Set the listing down unchanged, minus every embedded image.

:: Supplied material ::
------------------------
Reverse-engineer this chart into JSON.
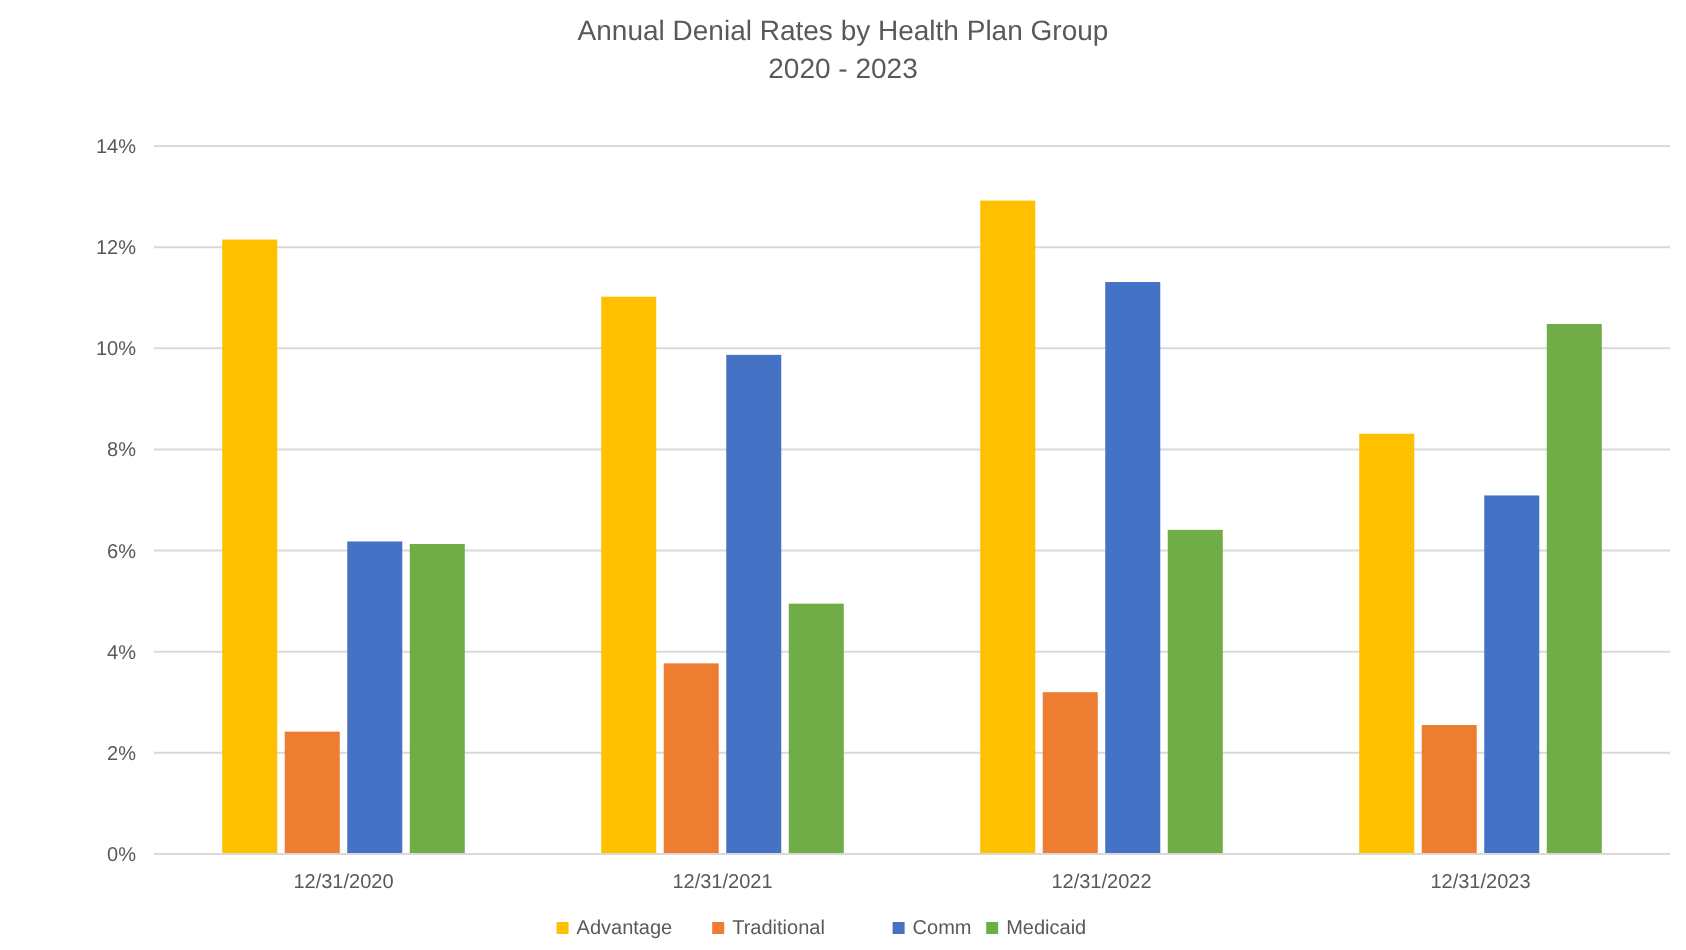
{
  "chart_data": {
    "type": "bar",
    "title": "Annual Denial Rates by Health Plan Group",
    "subtitle": "2020 - 2023",
    "categories": [
      "12/31/2020",
      "12/31/2021",
      "12/31/2022",
      "12/31/2023"
    ],
    "series": [
      {
        "name": "Advantage",
        "color": "#ffc000",
        "values": [
          12.15,
          11.02,
          12.92,
          8.31
        ]
      },
      {
        "name": "Traditional",
        "color": "#ed7d31",
        "values": [
          2.42,
          3.77,
          3.2,
          2.55
        ]
      },
      {
        "name": "Comm",
        "color": "#4472c4",
        "values": [
          6.18,
          9.87,
          11.31,
          7.09
        ]
      },
      {
        "name": "Medicaid",
        "color": "#70ad47",
        "values": [
          6.13,
          4.95,
          6.41,
          10.48
        ]
      }
    ],
    "ylim": [
      0,
      14
    ],
    "yticks": [
      {
        "value": 0,
        "label": "0%"
      },
      {
        "value": 2,
        "label": "2%"
      },
      {
        "value": 4,
        "label": "4%"
      },
      {
        "value": 6,
        "label": "6%"
      },
      {
        "value": 8,
        "label": "8%"
      },
      {
        "value": 10,
        "label": "10%"
      },
      {
        "value": 12,
        "label": "12%"
      },
      {
        "value": 14,
        "label": "14%"
      }
    ],
    "grid": "y",
    "legend": "bottom"
  }
}
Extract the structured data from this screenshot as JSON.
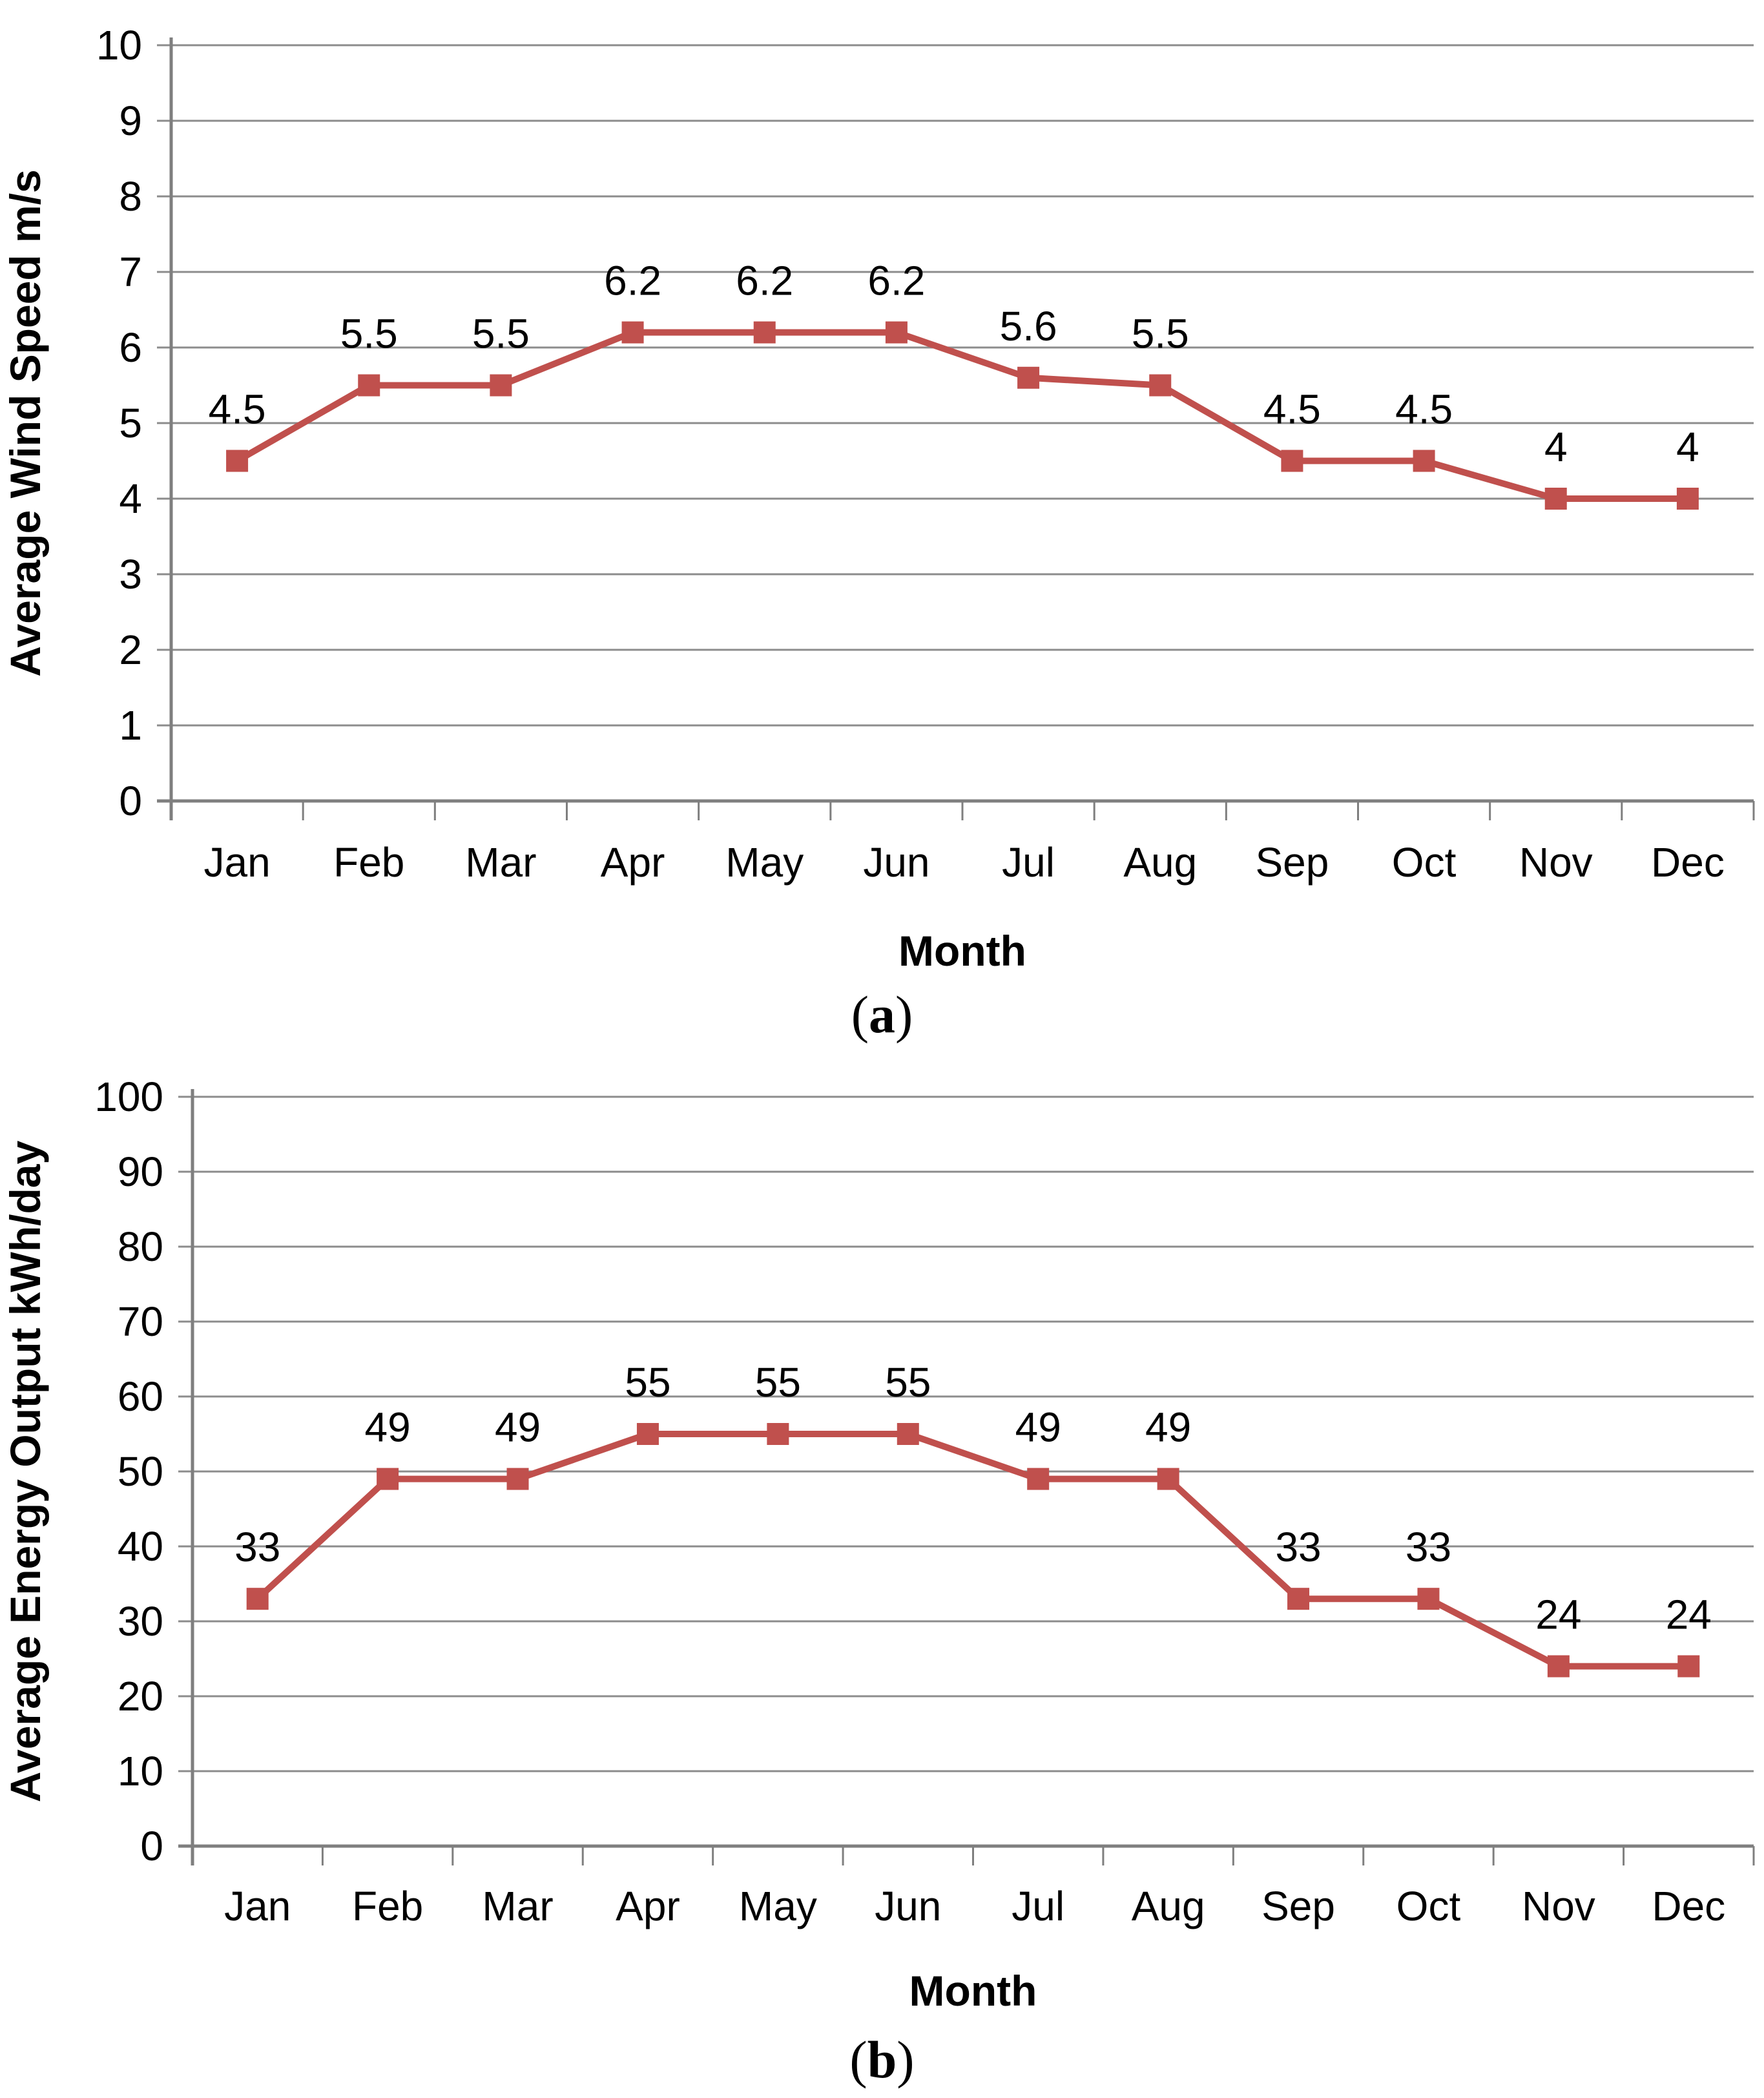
{
  "page": {
    "background": "#FFFFFF"
  },
  "chart_data": [
    {
      "id": "a",
      "type": "line",
      "caption": {
        "open": "(",
        "letter": "a",
        "close": ")"
      },
      "xlabel": "Month",
      "ylabel": "Average Wind Speed m/s",
      "categories": [
        "Jan",
        "Feb",
        "Mar",
        "Apr",
        "May",
        "Jun",
        "Jul",
        "Aug",
        "Sep",
        "Oct",
        "Nov",
        "Dec"
      ],
      "values": [
        4.5,
        5.5,
        5.5,
        6.2,
        6.2,
        6.2,
        5.6,
        5.5,
        4.5,
        4.5,
        4,
        4
      ],
      "point_labels": [
        "4.5",
        "5.5",
        "5.5",
        "6.2",
        "6.2",
        "6.2",
        "5.6",
        "5.5",
        "4.5",
        "4.5",
        "4",
        "4"
      ],
      "ylim": [
        0,
        10
      ],
      "yticks": [
        0,
        1,
        2,
        3,
        4,
        5,
        6,
        7,
        8,
        9,
        10
      ],
      "grid": true,
      "legend": "none",
      "marker": "square",
      "colors": {
        "series": "#C0504D",
        "grid": "#8C8C8C",
        "axis": "#7F7F7F",
        "text": "#000000"
      }
    },
    {
      "id": "b",
      "type": "line",
      "caption": {
        "open": "(",
        "letter": "b",
        "close": ")"
      },
      "xlabel": "Month",
      "ylabel": "Average Energy Output kWh/day",
      "categories": [
        "Jan",
        "Feb",
        "Mar",
        "Apr",
        "May",
        "Jun",
        "Jul",
        "Aug",
        "Sep",
        "Oct",
        "Nov",
        "Dec"
      ],
      "values": [
        33,
        49,
        49,
        55,
        55,
        55,
        49,
        49,
        33,
        33,
        24,
        24
      ],
      "point_labels": [
        "33",
        "49",
        "49",
        "55",
        "55",
        "55",
        "49",
        "49",
        "33",
        "33",
        "24",
        "24"
      ],
      "ylim": [
        0,
        100
      ],
      "yticks": [
        0,
        10,
        20,
        30,
        40,
        50,
        60,
        70,
        80,
        90,
        100
      ],
      "grid": true,
      "legend": "none",
      "marker": "square",
      "colors": {
        "series": "#C0504D",
        "grid": "#8C8C8C",
        "axis": "#7F7F7F",
        "text": "#000000"
      }
    }
  ]
}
------------------------
:: Solution ::
Reverse-engineer this chart into JSON.
{
  "chart_data": {
    "type": "bar",
    "title": "Annual Denial Rates by Health Plan Group",
    "subtitle": "2020 - 2023",
    "categories": [
      "12/31/2020",
      "12/31/2021",
      "12/31/2022",
      "12/31/2023"
    ],
    "series": [
      {
        "name": "Advantage",
        "color": "#ffc000",
        "values": [
          12.15,
          11.02,
          12.92,
          8.31
        ]
      },
      {
        "name": "Traditional",
        "color": "#ed7d31",
        "values": [
          2.42,
          3.77,
          3.2,
          2.55
        ]
      },
      {
        "name": "Comm",
        "color": "#4472c4",
        "values": [
          6.18,
          9.87,
          11.31,
          7.09
        ]
      },
      {
        "name": "Medicaid",
        "color": "#70ad47",
        "values": [
          6.13,
          4.95,
          6.41,
          10.48
        ]
      }
    ],
    "ylim": [
      0,
      14
    ],
    "yticks": [
      {
        "value": 0,
        "label": "0%"
      },
      {
        "value": 2,
        "label": "2%"
      },
      {
        "value": 4,
        "label": "4%"
      },
      {
        "value": 6,
        "label": "6%"
      },
      {
        "value": 8,
        "label": "8%"
      },
      {
        "value": 10,
        "label": "10%"
      },
      {
        "value": 12,
        "label": "12%"
      },
      {
        "value": 14,
        "label": "14%"
      }
    ],
    "grid": "y",
    "legend": "bottom"
  }
}
Extract the structured data from this screenshot as JSON.
{
  "page": {
    "background": "#FFFFFF"
  },
  "chart_data": [
    {
      "id": "a",
      "type": "line",
      "caption": {
        "open": "(",
        "letter": "a",
        "close": ")"
      },
      "xlabel": "Month",
      "ylabel": "Average Wind Speed m/s",
      "categories": [
        "Jan",
        "Feb",
        "Mar",
        "Apr",
        "May",
        "Jun",
        "Jul",
        "Aug",
        "Sep",
        "Oct",
        "Nov",
        "Dec"
      ],
      "values": [
        4.5,
        5.5,
        5.5,
        6.2,
        6.2,
        6.2,
        5.6,
        5.5,
        4.5,
        4.5,
        4,
        4
      ],
      "point_labels": [
        "4.5",
        "5.5",
        "5.5",
        "6.2",
        "6.2",
        "6.2",
        "5.6",
        "5.5",
        "4.5",
        "4.5",
        "4",
        "4"
      ],
      "ylim": [
        0,
        10
      ],
      "yticks": [
        0,
        1,
        2,
        3,
        4,
        5,
        6,
        7,
        8,
        9,
        10
      ],
      "grid": true,
      "legend": "none",
      "marker": "square",
      "colors": {
        "series": "#C0504D",
        "grid": "#8C8C8C",
        "axis": "#7F7F7F",
        "text": "#000000"
      }
    },
    {
      "id": "b",
      "type": "line",
      "caption": {
        "open": "(",
        "letter": "b",
        "close": ")"
      },
      "xlabel": "Month",
      "ylabel": "Average Energy Output kWh/day",
      "categories": [
        "Jan",
        "Feb",
        "Mar",
        "Apr",
        "May",
        "Jun",
        "Jul",
        "Aug",
        "Sep",
        "Oct",
        "Nov",
        "Dec"
      ],
      "values": [
        33,
        49,
        49,
        55,
        55,
        55,
        49,
        49,
        33,
        33,
        24,
        24
      ],
      "point_labels": [
        "33",
        "49",
        "49",
        "55",
        "55",
        "55",
        "49",
        "49",
        "33",
        "33",
        "24",
        "24"
      ],
      "ylim": [
        0,
        100
      ],
      "yticks": [
        0,
        10,
        20,
        30,
        40,
        50,
        60,
        70,
        80,
        90,
        100
      ],
      "grid": true,
      "legend": "none",
      "marker": "square",
      "colors": {
        "series": "#C0504D",
        "grid": "#8C8C8C",
        "axis": "#7F7F7F",
        "text": "#000000"
      }
    }
  ]
}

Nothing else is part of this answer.